* Stored data entries:
━━━━━━━━━━

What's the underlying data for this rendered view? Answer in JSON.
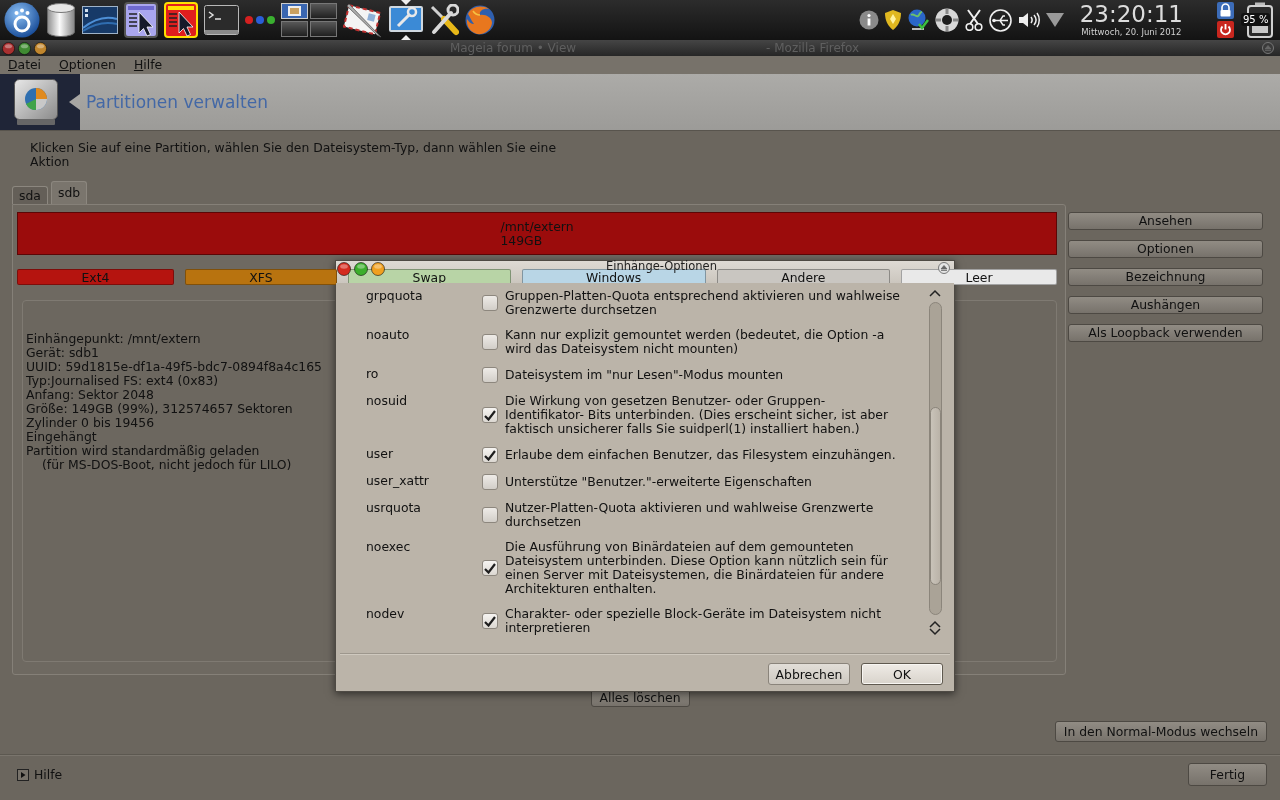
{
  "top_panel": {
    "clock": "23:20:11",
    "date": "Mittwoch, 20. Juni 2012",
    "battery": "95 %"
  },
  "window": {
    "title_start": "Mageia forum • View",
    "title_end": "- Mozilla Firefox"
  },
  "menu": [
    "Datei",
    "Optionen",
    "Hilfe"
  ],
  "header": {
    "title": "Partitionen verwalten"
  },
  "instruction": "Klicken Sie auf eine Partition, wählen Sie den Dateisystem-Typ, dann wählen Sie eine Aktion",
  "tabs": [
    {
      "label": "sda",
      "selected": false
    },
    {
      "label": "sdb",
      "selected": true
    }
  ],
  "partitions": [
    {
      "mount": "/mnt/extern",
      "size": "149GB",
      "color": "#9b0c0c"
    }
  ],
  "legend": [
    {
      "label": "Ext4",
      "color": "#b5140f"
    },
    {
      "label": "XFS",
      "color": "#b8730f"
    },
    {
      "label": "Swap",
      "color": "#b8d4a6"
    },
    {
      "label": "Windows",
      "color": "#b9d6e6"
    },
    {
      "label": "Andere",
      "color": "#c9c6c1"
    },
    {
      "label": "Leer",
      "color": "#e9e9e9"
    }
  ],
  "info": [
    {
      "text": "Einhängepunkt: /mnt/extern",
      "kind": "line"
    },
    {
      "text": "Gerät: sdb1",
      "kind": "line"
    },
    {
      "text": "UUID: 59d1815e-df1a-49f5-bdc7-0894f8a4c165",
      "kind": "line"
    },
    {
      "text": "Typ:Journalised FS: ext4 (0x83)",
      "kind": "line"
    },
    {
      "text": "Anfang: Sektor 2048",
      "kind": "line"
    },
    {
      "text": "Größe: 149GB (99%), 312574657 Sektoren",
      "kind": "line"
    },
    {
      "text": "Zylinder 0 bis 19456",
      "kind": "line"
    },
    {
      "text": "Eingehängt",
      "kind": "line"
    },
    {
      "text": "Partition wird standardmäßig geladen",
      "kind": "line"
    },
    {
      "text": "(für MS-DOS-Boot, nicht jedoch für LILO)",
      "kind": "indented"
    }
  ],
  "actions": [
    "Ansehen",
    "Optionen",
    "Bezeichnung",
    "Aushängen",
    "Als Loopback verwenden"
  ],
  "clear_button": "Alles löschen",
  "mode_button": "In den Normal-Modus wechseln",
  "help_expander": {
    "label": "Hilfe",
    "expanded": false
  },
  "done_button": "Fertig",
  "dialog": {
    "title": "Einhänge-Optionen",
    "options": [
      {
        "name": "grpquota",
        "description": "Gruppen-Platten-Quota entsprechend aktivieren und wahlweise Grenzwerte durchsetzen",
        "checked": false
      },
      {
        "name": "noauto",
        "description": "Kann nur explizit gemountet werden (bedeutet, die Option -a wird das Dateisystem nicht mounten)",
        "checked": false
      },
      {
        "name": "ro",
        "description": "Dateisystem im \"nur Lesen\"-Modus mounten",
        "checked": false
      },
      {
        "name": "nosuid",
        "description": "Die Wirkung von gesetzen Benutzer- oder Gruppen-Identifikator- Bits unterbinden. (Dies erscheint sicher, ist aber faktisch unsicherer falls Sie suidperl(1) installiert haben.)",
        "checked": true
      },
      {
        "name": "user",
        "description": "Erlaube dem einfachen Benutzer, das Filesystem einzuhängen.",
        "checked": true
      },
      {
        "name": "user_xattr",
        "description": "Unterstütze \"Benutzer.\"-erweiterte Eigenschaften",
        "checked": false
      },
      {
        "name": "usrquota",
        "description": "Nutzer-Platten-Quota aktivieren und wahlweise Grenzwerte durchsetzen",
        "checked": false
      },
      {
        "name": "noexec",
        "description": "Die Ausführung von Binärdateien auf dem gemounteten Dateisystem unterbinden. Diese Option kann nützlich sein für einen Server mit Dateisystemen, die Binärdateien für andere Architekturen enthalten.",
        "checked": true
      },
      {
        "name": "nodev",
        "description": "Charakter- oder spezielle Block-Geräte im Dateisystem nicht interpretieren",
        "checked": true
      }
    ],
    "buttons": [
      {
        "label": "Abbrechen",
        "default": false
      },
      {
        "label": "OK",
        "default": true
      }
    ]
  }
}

━━━━━━━━━━

* AIM: Leave the pictures out and copy the rest of the data exactly.

* EXERCISE ANSWER:
What's the underlying data for this rendered view? Answer in JSON.
{
  "top_panel": {
    "clock": "23:20:11",
    "date": "Mittwoch, 20. Juni 2012",
    "battery": "95 %"
  },
  "window": {
    "title_start": "Mageia forum • View",
    "title_end": "- Mozilla Firefox"
  },
  "menu": [
    "Datei",
    "Optionen",
    "Hilfe"
  ],
  "header": {
    "title": "Partitionen verwalten"
  },
  "instruction": "Klicken Sie auf eine Partition, wählen Sie den Dateisystem-Typ, dann wählen Sie eine Aktion",
  "tabs": [
    {
      "label": "sda",
      "selected": false
    },
    {
      "label": "sdb",
      "selected": true
    }
  ],
  "partitions": [
    {
      "mount": "/mnt/extern",
      "size": "149GB",
      "color": "#9b0c0c"
    }
  ],
  "legend": [
    {
      "label": "Ext4",
      "color": "#b5140f"
    },
    {
      "label": "XFS",
      "color": "#b8730f"
    },
    {
      "label": "Swap",
      "color": "#b8d4a6"
    },
    {
      "label": "Windows",
      "color": "#b9d6e6"
    },
    {
      "label": "Andere",
      "color": "#c9c6c1"
    },
    {
      "label": "Leer",
      "color": "#e9e9e9"
    }
  ],
  "info": [
    {
      "text": "Einhängepunkt: /mnt/extern",
      "kind": "line"
    },
    {
      "text": "Gerät: sdb1",
      "kind": "line"
    },
    {
      "text": "UUID: 59d1815e-df1a-49f5-bdc7-0894f8a4c165",
      "kind": "line"
    },
    {
      "text": "Typ:Journalised FS: ext4 (0x83)",
      "kind": "line"
    },
    {
      "text": "Anfang: Sektor 2048",
      "kind": "line"
    },
    {
      "text": "Größe: 149GB (99%), 312574657 Sektoren",
      "kind": "line"
    },
    {
      "text": "Zylinder 0 bis 19456",
      "kind": "line"
    },
    {
      "text": "Eingehängt",
      "kind": "line"
    },
    {
      "text": "Partition wird standardmäßig geladen",
      "kind": "line"
    },
    {
      "text": "(für MS-DOS-Boot, nicht jedoch für LILO)",
      "kind": "indented"
    }
  ],
  "actions": [
    "Ansehen",
    "Optionen",
    "Bezeichnung",
    "Aushängen",
    "Als Loopback verwenden"
  ],
  "clear_button": "Alles löschen",
  "mode_button": "In den Normal-Modus wechseln",
  "help_expander": {
    "label": "Hilfe",
    "expanded": false
  },
  "done_button": "Fertig",
  "dialog": {
    "title": "Einhänge-Optionen",
    "options": [
      {
        "name": "grpquota",
        "description": "Gruppen-Platten-Quota entsprechend aktivieren und wahlweise Grenzwerte durchsetzen",
        "checked": false
      },
      {
        "name": "noauto",
        "description": "Kann nur explizit gemountet werden (bedeutet, die Option -a wird das Dateisystem nicht mounten)",
        "checked": false
      },
      {
        "name": "ro",
        "description": "Dateisystem im \"nur Lesen\"-Modus mounten",
        "checked": false
      },
      {
        "name": "nosuid",
        "description": "Die Wirkung von gesetzen Benutzer- oder Gruppen-Identifikator- Bits unterbinden. (Dies erscheint sicher, ist aber faktisch unsicherer falls Sie suidperl(1) installiert haben.)",
        "checked": true
      },
      {
        "name": "user",
        "description": "Erlaube dem einfachen Benutzer, das Filesystem einzuhängen.",
        "checked": true
      },
      {
        "name": "user_xattr",
        "description": "Unterstütze \"Benutzer.\"-erweiterte Eigenschaften",
        "checked": false
      },
      {
        "name": "usrquota",
        "description": "Nutzer-Platten-Quota aktivieren und wahlweise Grenzwerte durchsetzen",
        "checked": false
      },
      {
        "name": "noexec",
        "description": "Die Ausführung von Binärdateien auf dem gemounteten Dateisystem unterbinden. Diese Option kann nützlich sein für einen Server mit Dateisystemen, die Binärdateien für andere Architekturen enthalten.",
        "checked": true
      },
      {
        "name": "nodev",
        "description": "Charakter- oder spezielle Block-Geräte im Dateisystem nicht interpretieren",
        "checked": true
      }
    ],
    "buttons": [
      {
        "label": "Abbrechen",
        "default": false
      },
      {
        "label": "OK",
        "default": true
      }
    ]
  }
}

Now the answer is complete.